THE REQUEST. Reproduce every line of the material below word for word, leaving out the pictures.

=====

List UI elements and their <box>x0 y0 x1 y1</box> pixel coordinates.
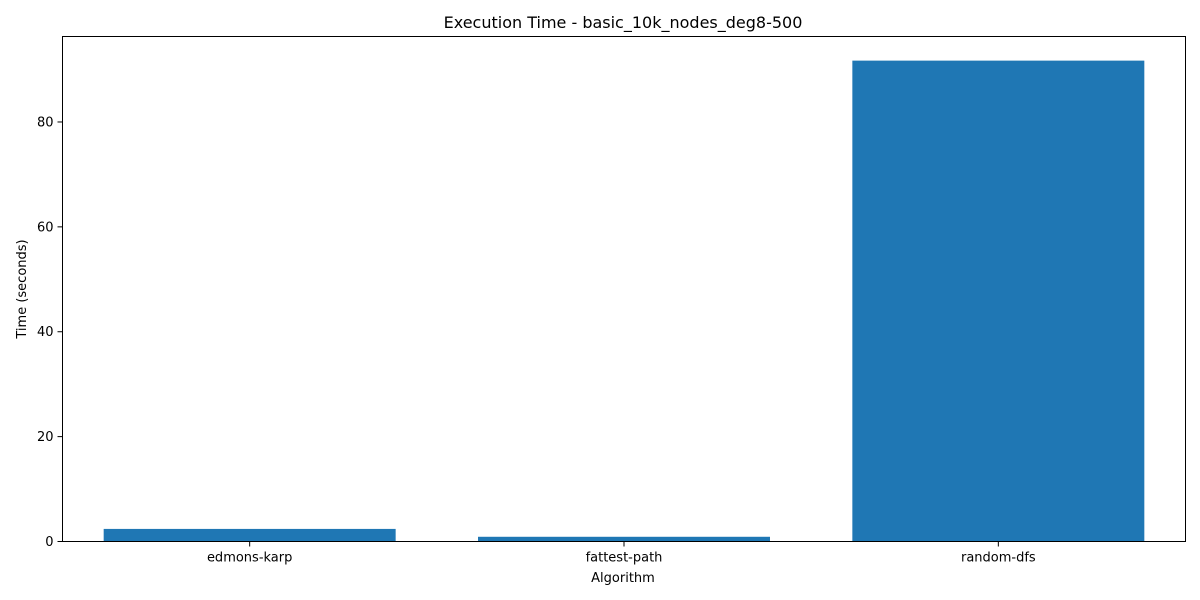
x-axis-ticks: edmons-karp fattest-path random-dfs <box>207 541 1036 566</box>
plot-frame <box>62 36 1186 542</box>
x-axis-label: Algorithm <box>591 571 655 586</box>
bars-group <box>103 60 1145 542</box>
y-tick-label: 80 <box>37 115 54 130</box>
bar-random-dfs <box>852 60 1145 542</box>
chart-title: Execution Time - basic_10k_nodes_deg8-50… <box>444 13 803 33</box>
bar-edmons-karp <box>103 528 396 542</box>
y-tick-label: 40 <box>37 325 54 340</box>
y-axis-ticks: 0 20 40 60 80 <box>37 115 63 550</box>
y-tick-label: 20 <box>37 430 54 445</box>
y-tick-label: 0 <box>45 535 53 550</box>
x-tick-label: edmons-karp <box>207 551 292 566</box>
bar-fattest-path <box>478 536 770 542</box>
y-tick-label: 60 <box>37 220 54 235</box>
x-tick-label: fattest-path <box>586 551 663 566</box>
x-tick-label: random-dfs <box>961 551 1036 566</box>
y-axis-label: Time (seconds) <box>15 239 30 339</box>
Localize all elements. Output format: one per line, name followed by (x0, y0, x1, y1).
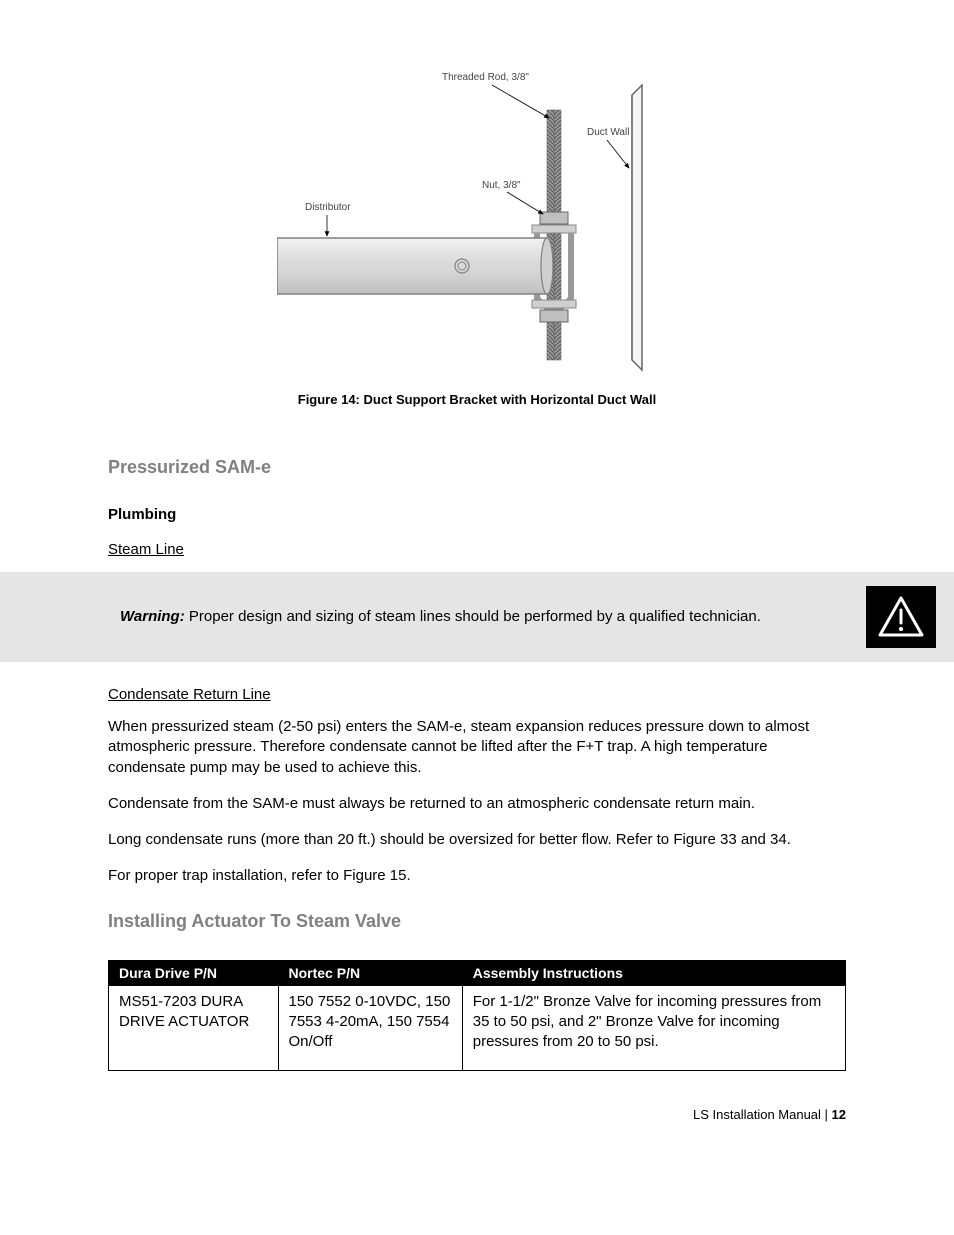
page-footer: LS Installation Manual | 12 (108, 1107, 846, 1122)
heading-pressurized-sam-e: Pressurized SAM-e (108, 457, 846, 478)
para-4: For proper trap installation, refer to F… (108, 866, 846, 886)
label-threaded-rod: Threaded Rod, 3/8" (442, 72, 529, 83)
duct-bracket-diagram: Threaded Rod, 3/8" Duct Wall Nut, 3/8" D… (277, 60, 677, 380)
footer-title: LS Installation Manual | (693, 1107, 832, 1122)
label-distributor: Distributor (305, 202, 351, 213)
figure-14: Threaded Rod, 3/8" Duct Wall Nut, 3/8" D… (108, 60, 846, 407)
warning-text: Warning: Proper design and sizing of ste… (120, 607, 866, 627)
cell-nortec: 150 7552 0-10VDC, 150 7553 4-20mA, 150 7… (278, 985, 462, 1071)
distributor-tube (277, 238, 553, 294)
figure-caption: Figure 14: Duct Support Bracket with Hor… (298, 392, 657, 407)
cell-assembly: For 1-1/2" Bronze Valve for incoming pre… (462, 985, 845, 1071)
warning-icon (866, 586, 936, 648)
bottom-nut (540, 310, 568, 322)
subheading-plumbing: Plumbing (108, 506, 846, 523)
warning-callout: Warning: Proper design and sizing of ste… (0, 572, 954, 662)
warning-body: Proper design and sizing of steam lines … (185, 608, 761, 625)
top-nut (540, 212, 568, 224)
subheading-steam-line: Steam Line (108, 541, 846, 558)
actuator-table: Dura Drive P/N Nortec P/N Assembly Instr… (108, 960, 846, 1072)
para-3: Long condensate runs (more than 20 ft.) … (108, 830, 846, 850)
cell-dura-drive: MS51-7203 DURA DRIVE ACTUATOR (109, 985, 279, 1071)
th-nortec: Nortec P/N (278, 960, 462, 985)
table-row: MS51-7203 DURA DRIVE ACTUATOR 150 7552 0… (109, 985, 846, 1071)
th-dura-drive: Dura Drive P/N (109, 960, 279, 985)
warning-label: Warning: (120, 608, 185, 625)
label-duct-wall: Duct Wall (587, 127, 629, 138)
footer-page-number: 12 (832, 1107, 846, 1122)
para-1: When pressurized steam (2-50 psi) enters… (108, 717, 846, 778)
th-assembly: Assembly Instructions (462, 960, 845, 985)
label-nut: Nut, 3/8" (482, 180, 521, 191)
duct-wall (632, 85, 642, 370)
para-2: Condensate from the SAM-e must always be… (108, 794, 846, 814)
heading-installing-actuator: Installing Actuator To Steam Valve (108, 911, 846, 932)
subheading-condensate-return: Condensate Return Line (108, 686, 846, 703)
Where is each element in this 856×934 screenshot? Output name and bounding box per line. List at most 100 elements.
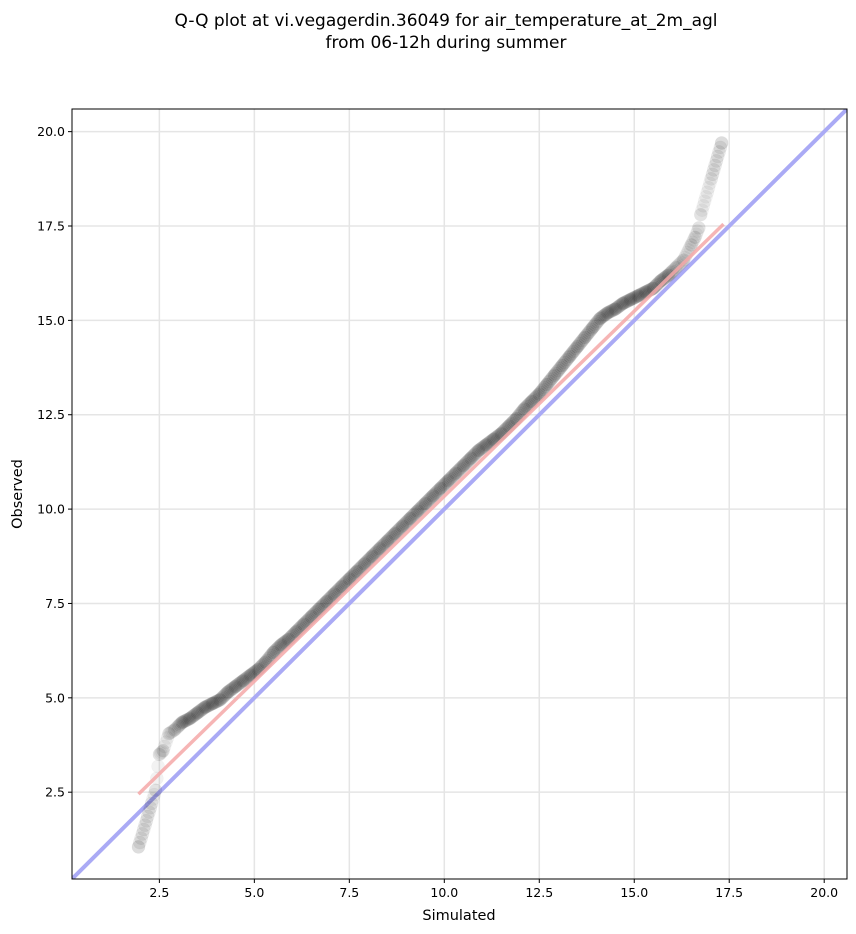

=====

FINAL ANSWER.
List UI elements and their <box>x0 y0 x1 y1</box> pixel coordinates.
x-axis-ticks: edmons-karp fattest-path random-dfs <box>207 541 1036 566</box>
plot-frame <box>62 36 1186 542</box>
x-axis-label: Algorithm <box>591 571 655 586</box>
bars-group <box>103 60 1145 542</box>
y-tick-label: 80 <box>37 115 54 130</box>
bar-random-dfs <box>852 60 1145 542</box>
chart-title: Execution Time - basic_10k_nodes_deg8-50… <box>444 13 803 33</box>
bar-edmons-karp <box>103 528 396 542</box>
y-tick-label: 40 <box>37 325 54 340</box>
y-axis-ticks: 0 20 40 60 80 <box>37 115 63 550</box>
y-tick-label: 20 <box>37 430 54 445</box>
y-tick-label: 0 <box>45 535 53 550</box>
x-tick-label: edmons-karp <box>207 551 292 566</box>
bar-fattest-path <box>478 536 770 542</box>
y-tick-label: 60 <box>37 220 54 235</box>
x-tick-label: fattest-path <box>586 551 663 566</box>
x-tick-label: random-dfs <box>961 551 1036 566</box>
y-axis-label: Time (seconds) <box>15 239 30 339</box>
Localize all elements. Output format: one per line, name followed by (x0, y0, x1, y1).
page-footer: LS Installation Manual | 12 (108, 1107, 846, 1122)
heading-pressurized-sam-e: Pressurized SAM-e (108, 457, 846, 478)
para-4: For proper trap installation, refer to F… (108, 866, 846, 886)
label-threaded-rod: Threaded Rod, 3/8" (442, 72, 529, 83)
duct-bracket-diagram: Threaded Rod, 3/8" Duct Wall Nut, 3/8" D… (277, 60, 677, 380)
footer-title: LS Installation Manual | (693, 1107, 832, 1122)
label-distributor: Distributor (305, 202, 351, 213)
figure-14: Threaded Rod, 3/8" Duct Wall Nut, 3/8" D… (108, 60, 846, 407)
warning-text: Warning: Proper design and sizing of ste… (120, 607, 866, 627)
cell-nortec: 150 7552 0-10VDC, 150 7553 4-20mA, 150 7… (278, 985, 462, 1071)
distributor-tube (277, 238, 553, 294)
figure-caption: Figure 14: Duct Support Bracket with Hor… (298, 392, 657, 407)
cell-assembly: For 1-1/2" Bronze Valve for incoming pre… (462, 985, 845, 1071)
warning-icon (866, 586, 936, 648)
bottom-nut (540, 310, 568, 322)
subheading-plumbing: Plumbing (108, 506, 846, 523)
warning-callout: Warning: Proper design and sizing of ste… (0, 572, 954, 662)
warning-body: Proper design and sizing of steam lines … (185, 608, 761, 625)
top-nut (540, 212, 568, 224)
subheading-steam-line: Steam Line (108, 541, 846, 558)
actuator-table: Dura Drive P/N Nortec P/N Assembly Instr… (108, 960, 846, 1072)
para-3: Long condensate runs (more than 20 ft.) … (108, 830, 846, 850)
cell-dura-drive: MS51-7203 DURA DRIVE ACTUATOR (109, 985, 279, 1071)
th-nortec: Nortec P/N (278, 960, 462, 985)
table-row: MS51-7203 DURA DRIVE ACTUATOR 150 7552 0… (109, 985, 846, 1071)
th-dura-drive: Dura Drive P/N (109, 960, 279, 985)
warning-label: Warning: (120, 608, 185, 625)
label-duct-wall: Duct Wall (587, 127, 629, 138)
footer-page-number: 12 (832, 1107, 846, 1122)
para-1: When pressurized steam (2-50 psi) enters… (108, 717, 846, 778)
th-assembly: Assembly Instructions (462, 960, 845, 985)
label-nut: Nut, 3/8" (482, 180, 521, 191)
duct-wall (632, 85, 642, 370)
para-2: Condensate from the SAM-e must always be… (108, 794, 846, 814)
heading-installing-actuator: Installing Actuator To Steam Valve (108, 911, 846, 932)
subheading-condensate-return: Condensate Return Line (108, 686, 846, 703)
Where is each element in this 856×934 screenshot? Output name and bounding box per line. List at most 100 elements.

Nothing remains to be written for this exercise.